### O que fazer
Reescreva como lista JSON de strings, uma para cada linha e omitindo as linhas em branco, somente as linhas da listagem que vão do início até a linha com "svg-text:65+: 65+ <box>566 414 580 423</box>", incluindo esta.

### Dados do exercício
○ ○ ○ ○

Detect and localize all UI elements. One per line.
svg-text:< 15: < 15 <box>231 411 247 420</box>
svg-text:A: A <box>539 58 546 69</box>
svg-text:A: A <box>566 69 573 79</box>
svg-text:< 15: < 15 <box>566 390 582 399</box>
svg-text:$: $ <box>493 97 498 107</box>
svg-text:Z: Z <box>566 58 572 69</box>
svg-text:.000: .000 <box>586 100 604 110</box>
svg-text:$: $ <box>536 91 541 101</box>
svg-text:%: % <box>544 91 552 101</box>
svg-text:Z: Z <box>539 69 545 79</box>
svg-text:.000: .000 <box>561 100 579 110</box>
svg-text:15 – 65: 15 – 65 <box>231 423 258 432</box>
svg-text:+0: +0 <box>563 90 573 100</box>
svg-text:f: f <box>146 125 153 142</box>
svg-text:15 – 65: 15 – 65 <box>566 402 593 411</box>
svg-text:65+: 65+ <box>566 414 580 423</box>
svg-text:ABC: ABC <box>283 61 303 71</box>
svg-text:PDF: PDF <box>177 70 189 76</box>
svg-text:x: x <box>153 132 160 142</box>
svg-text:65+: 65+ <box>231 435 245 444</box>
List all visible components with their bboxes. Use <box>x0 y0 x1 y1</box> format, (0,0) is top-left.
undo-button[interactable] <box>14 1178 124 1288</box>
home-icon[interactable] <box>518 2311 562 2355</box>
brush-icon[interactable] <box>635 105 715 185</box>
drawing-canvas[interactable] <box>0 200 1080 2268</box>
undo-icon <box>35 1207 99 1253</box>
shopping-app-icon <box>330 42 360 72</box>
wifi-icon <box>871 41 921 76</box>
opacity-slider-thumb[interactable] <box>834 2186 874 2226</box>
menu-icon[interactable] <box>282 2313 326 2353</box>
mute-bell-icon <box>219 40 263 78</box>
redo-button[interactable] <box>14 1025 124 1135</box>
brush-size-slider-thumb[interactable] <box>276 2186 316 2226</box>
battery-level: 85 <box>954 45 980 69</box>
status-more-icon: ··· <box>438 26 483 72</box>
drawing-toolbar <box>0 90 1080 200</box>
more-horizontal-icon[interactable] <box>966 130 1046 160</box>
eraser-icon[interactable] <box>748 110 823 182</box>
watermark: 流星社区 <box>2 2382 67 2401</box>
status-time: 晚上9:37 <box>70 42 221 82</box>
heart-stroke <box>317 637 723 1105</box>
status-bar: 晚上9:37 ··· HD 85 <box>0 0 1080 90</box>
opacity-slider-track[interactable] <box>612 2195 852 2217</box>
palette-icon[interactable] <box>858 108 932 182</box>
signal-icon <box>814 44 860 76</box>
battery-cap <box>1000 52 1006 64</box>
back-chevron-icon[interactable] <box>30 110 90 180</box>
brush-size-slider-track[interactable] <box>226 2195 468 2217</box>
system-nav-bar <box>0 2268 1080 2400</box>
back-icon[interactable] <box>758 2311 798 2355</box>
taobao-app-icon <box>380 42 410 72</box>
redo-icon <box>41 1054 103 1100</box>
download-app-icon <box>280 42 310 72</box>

○ ○ ○ ○

### Tarefa concluída
[
  "Detect and localize all UI elements. One per line.",
  "svg-text:< 15: < 15 <box>231 411 247 420</box>",
  "svg-text:A: A <box>539 58 546 69</box>",
  "svg-text:A: A <box>566 69 573 79</box>",
  "svg-text:< 15: < 15 <box>566 390 582 399</box>",
  "svg-text:$: $ <box>493 97 498 107</box>",
  "svg-text:Z: Z <box>566 58 572 69</box>",
  "svg-text:.000: .000 <box>586 100 604 110</box>",
  "svg-text:$: $ <box>536 91 541 101</box>",
  "svg-text:%: % <box>544 91 552 101</box>",
  "svg-text:Z: Z <box>539 69 545 79</box>",
  "svg-text:.000: .000 <box>561 100 579 110</box>",
  "svg-text:15 – 65: 15 – 65 <box>231 423 258 432</box>",
  "svg-text:+0: +0 <box>563 90 573 100</box>",
  "svg-text:f: f <box>146 125 153 142</box>",
  "svg-text:15 – 65: 15 – 65 <box>566 402 593 411</box>",
  "svg-text:65+: 65+ <box>566 414 580 423</box>"
]